== GIVEN RECORDS ==

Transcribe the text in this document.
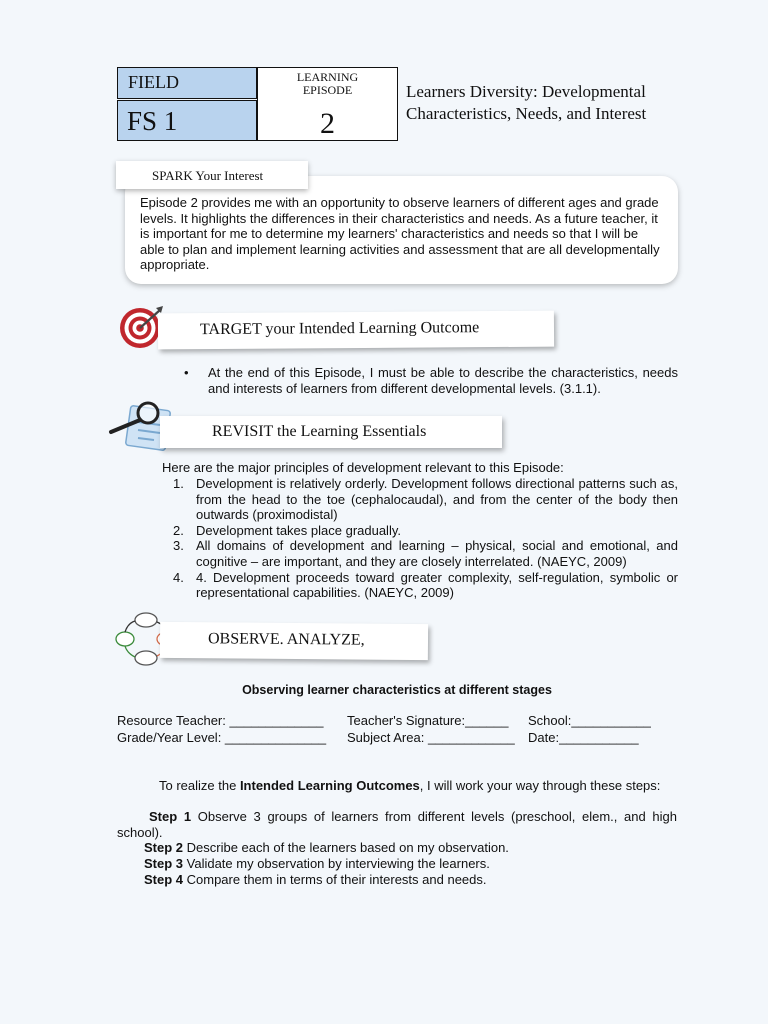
FIELD
FS 1
LEARNING
EPISODE
2
Learners Diversity: Developmental
Characteristics, Needs, and Interest
SPARK Your Interest
Episode 2 provides me with an opportunity to observe learners of different ages and grade levels. It highlights the differences in their characteristics and needs. As a future teacher, it is important for me to determine my learners' characteristics and needs so that I will be able to plan and implement learning activities and assessment that are all developmentally appropriate.
TARGET your Intended Learning Outcome
• At the end of this Episode, I must be able to describe the characteristics, needs and interests of learners from different developmental levels. (3.1.1).
REVISIT the Learning Essentials
Here are the major principles of development relevant to this Episode:
1. Development is relatively orderly. Development follows directional patterns such as, from the head to the toe (cephalocaudal), and from the center of the body then outwards (proximodistal)
2. Development takes place gradually.
3. All domains of development and learning – physical, social and emotional, and cognitive – are important, and they are closely interrelated. (NAEYC, 2009)
4. 4. Development proceeds toward greater complexity, self-regulation, symbolic or representational capabilities. (NAEYC, 2009)
OBSERVE. ANALYZE,
Observing learner characteristics at different stages
Resource Teacher: _____________ Teacher's Signature:______ School:___________
Grade/Year Level: ______________ Subject Area: ____________ Date:___________
To realize the Intended Learning Outcomes, I will work your way through these steps:
Step 1 Observe 3 groups of learners from different levels (preschool, elem., and high school).
Step 2 Describe each of the learners based on my observation.
Step 3 Validate my observation by interviewing the learners.
Step 4 Compare them in terms of their interests and needs.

===

• _OBJECTIVE_
Extract all lines from the data in which "their" is found.

• _EXERCISE ANSWER_
Episode 2 provides me with an opportunity to observe learners of different ages and grade levels. It highlights the differences in their characteristics and needs. As a future teacher, it is important for me to determine my learners' characteristics and needs so that I will be able to plan and implement learning activities and assessment that are all developmentally appropriate.
Step 4 Compare them in terms of their interests and needs.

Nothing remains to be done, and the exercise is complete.